Reproduce the data exactly and drop any pictures it holds.
◇ ◇ ◇ ◇ ◇
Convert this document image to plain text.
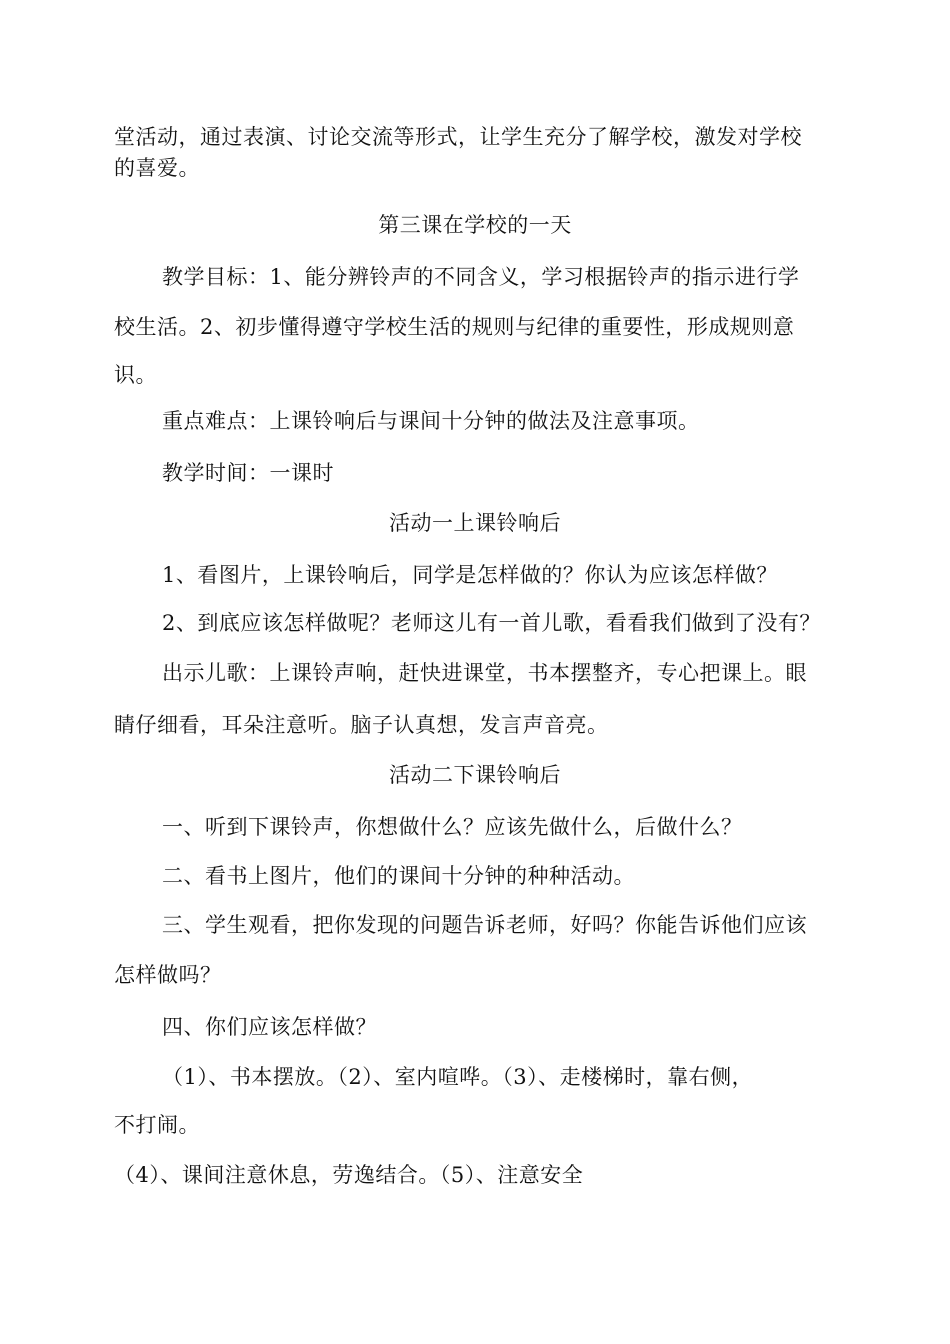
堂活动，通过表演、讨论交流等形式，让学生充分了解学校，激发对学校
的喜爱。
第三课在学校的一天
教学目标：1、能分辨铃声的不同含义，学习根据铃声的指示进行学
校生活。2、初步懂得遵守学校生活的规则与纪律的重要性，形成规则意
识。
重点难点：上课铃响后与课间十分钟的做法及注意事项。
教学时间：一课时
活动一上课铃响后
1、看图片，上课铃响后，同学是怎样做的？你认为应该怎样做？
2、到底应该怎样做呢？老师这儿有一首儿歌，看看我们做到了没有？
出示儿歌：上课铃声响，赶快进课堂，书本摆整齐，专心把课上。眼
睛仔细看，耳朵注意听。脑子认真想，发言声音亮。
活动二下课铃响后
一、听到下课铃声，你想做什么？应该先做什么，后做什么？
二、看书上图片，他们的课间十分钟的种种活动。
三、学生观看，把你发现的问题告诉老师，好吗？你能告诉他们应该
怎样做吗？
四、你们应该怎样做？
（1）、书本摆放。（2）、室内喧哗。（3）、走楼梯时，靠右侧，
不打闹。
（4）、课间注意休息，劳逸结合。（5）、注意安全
◇ ◇ ◇ ◇ ◇
**Solution**.
Convert this document image to plain text.
堂活动，通过表演、讨论交流等形式，让学生充分了解学校，激发对学校
的喜爱。
第三课在学校的一天
教学目标：1、能分辨铃声的不同含义，学习根据铃声的指示进行学
校生活。2、初步懂得遵守学校生活的规则与纪律的重要性，形成规则意
识。
重点难点：上课铃响后与课间十分钟的做法及注意事项。
教学时间：一课时
活动一上课铃响后
1、看图片，上课铃响后，同学是怎样做的？你认为应该怎样做？
2、到底应该怎样做呢？老师这儿有一首儿歌，看看我们做到了没有？
出示儿歌：上课铃声响，赶快进课堂，书本摆整齐，专心把课上。眼
睛仔细看，耳朵注意听。脑子认真想，发言声音亮。
活动二下课铃响后
一、听到下课铃声，你想做什么？应该先做什么，后做什么？
二、看书上图片，他们的课间十分钟的种种活动。
三、学生观看，把你发现的问题告诉老师，好吗？你能告诉他们应该
怎样做吗？
四、你们应该怎样做？
（1）、书本摆放。（2）、室内喧哗。（3）、走楼梯时，靠右侧，
不打闹。
（4）、课间注意休息，劳逸结合。（5）、注意安全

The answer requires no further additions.